— Start Provided information —

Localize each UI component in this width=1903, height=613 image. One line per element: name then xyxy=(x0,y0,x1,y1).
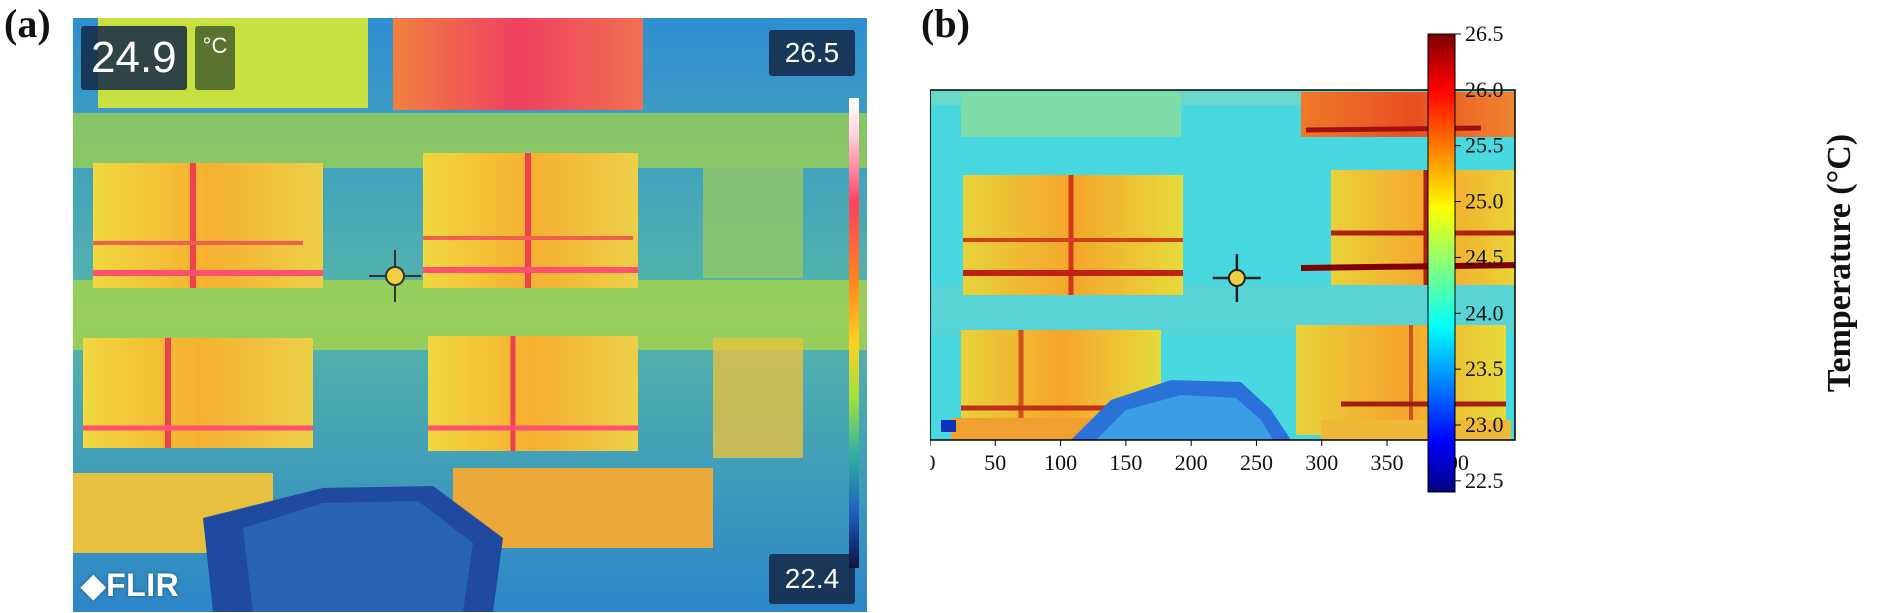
colorbar-tick-label: 22.5 xyxy=(1465,468,1504,493)
scale-min-readout: 22.4 xyxy=(769,554,855,604)
colorbar-tick-label: 24.0 xyxy=(1465,300,1504,325)
flir-thermal-image: 24.9 °C 26.5 22.4 ◆FLIR xyxy=(73,18,867,612)
colorbar-tick-label: 24.5 xyxy=(1465,244,1504,269)
flir-spot-crosshair-icon xyxy=(369,250,421,302)
colorbar-tick-label: 23.0 xyxy=(1465,412,1504,437)
heatmap-plot: 050100150200250300350400 050100150200250… xyxy=(930,21,1858,493)
panel-b-label: (b) xyxy=(921,1,970,46)
plot-spot-crosshair-icon xyxy=(1212,253,1261,302)
flir-thermal-scene xyxy=(73,18,867,612)
x-tick-label: 100 xyxy=(1044,450,1077,475)
flir-color-scale xyxy=(849,98,859,568)
colorbar xyxy=(1427,33,1456,493)
colorbar-tick-label: 25.5 xyxy=(1465,133,1504,158)
colorbar-tick-label: 26.5 xyxy=(1465,21,1504,46)
colorbar-tick-label: 23.5 xyxy=(1465,356,1504,381)
heatmap-image xyxy=(930,90,1515,440)
x-tick-label: 50 xyxy=(984,450,1006,475)
temperature-unit: °C xyxy=(195,26,235,90)
x-tick-label: 200 xyxy=(1175,450,1208,475)
flir-logo: ◆FLIR xyxy=(81,566,179,604)
x-tick-label: 300 xyxy=(1305,450,1338,475)
x-tick-label: 150 xyxy=(1109,450,1142,475)
x-tick-label: 250 xyxy=(1240,450,1273,475)
x-tick-label: 0 xyxy=(930,450,936,475)
scale-max-readout: 26.5 xyxy=(769,30,855,76)
colorbar-label: Temperature (°C) xyxy=(1821,134,1858,392)
flir-diamond-icon: ◆ xyxy=(81,567,107,603)
panel-a-label: (a) xyxy=(4,1,51,46)
plot-frame xyxy=(930,89,1516,441)
flir-logo-text: FLIR xyxy=(106,567,180,603)
colorbar-tick-label: 26.0 xyxy=(1465,77,1504,102)
spot-temperature-readout: 24.9 xyxy=(81,26,187,90)
x-tick-label: 350 xyxy=(1371,450,1404,475)
colorbar-tick-label: 25.0 xyxy=(1465,189,1504,214)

— End Provided information —

Written exercise = Return the records above line for line with no changes, omitting the pictures.

Answer to the task =
Localize each UI component in this width=1903, height=613 image. One line per element: name then xyxy=(x0,y0,x1,y1).
colorbar-tick-label: 22.5 xyxy=(1465,468,1504,493)
scale-min-readout: 22.4 xyxy=(769,554,855,604)
colorbar-tick-label: 24.0 xyxy=(1465,300,1504,325)
flir-thermal-image: 24.9 °C 26.5 22.4 ◆FLIR xyxy=(73,18,867,612)
colorbar-tick-label: 24.5 xyxy=(1465,244,1504,269)
flir-spot-crosshair-icon xyxy=(369,250,421,302)
colorbar-tick-label: 23.0 xyxy=(1465,412,1504,437)
heatmap-plot: 050100150200250300350400 050100150200250… xyxy=(930,21,1858,493)
panel-b-label: (b) xyxy=(921,1,970,46)
plot-spot-crosshair-icon xyxy=(1212,253,1261,302)
flir-thermal-scene xyxy=(73,18,867,612)
x-tick-label: 100 xyxy=(1044,450,1077,475)
flir-color-scale xyxy=(849,98,859,568)
colorbar xyxy=(1427,33,1456,493)
colorbar-tick-label: 25.5 xyxy=(1465,133,1504,158)
colorbar-tick-label: 26.5 xyxy=(1465,21,1504,46)
colorbar-tick-label: 23.5 xyxy=(1465,356,1504,381)
heatmap-image xyxy=(930,90,1515,440)
x-tick-label: 50 xyxy=(984,450,1006,475)
temperature-unit: °C xyxy=(195,26,235,90)
x-tick-label: 200 xyxy=(1175,450,1208,475)
flir-logo: ◆FLIR xyxy=(81,566,179,604)
x-tick-label: 300 xyxy=(1305,450,1338,475)
x-tick-label: 150 xyxy=(1109,450,1142,475)
x-tick-label: 250 xyxy=(1240,450,1273,475)
x-tick-label: 0 xyxy=(930,450,936,475)
scale-max-readout: 26.5 xyxy=(769,30,855,76)
colorbar-label: Temperature (°C) xyxy=(1821,134,1858,392)
flir-diamond-icon: ◆ xyxy=(81,567,107,603)
panel-a-label: (a) xyxy=(4,1,51,46)
plot-frame xyxy=(930,89,1516,441)
flir-logo-text: FLIR xyxy=(106,567,180,603)
colorbar-tick-label: 26.0 xyxy=(1465,77,1504,102)
spot-temperature-readout: 24.9 xyxy=(81,26,187,90)
x-tick-label: 350 xyxy=(1371,450,1404,475)
colorbar-tick-label: 25.0 xyxy=(1465,189,1504,214)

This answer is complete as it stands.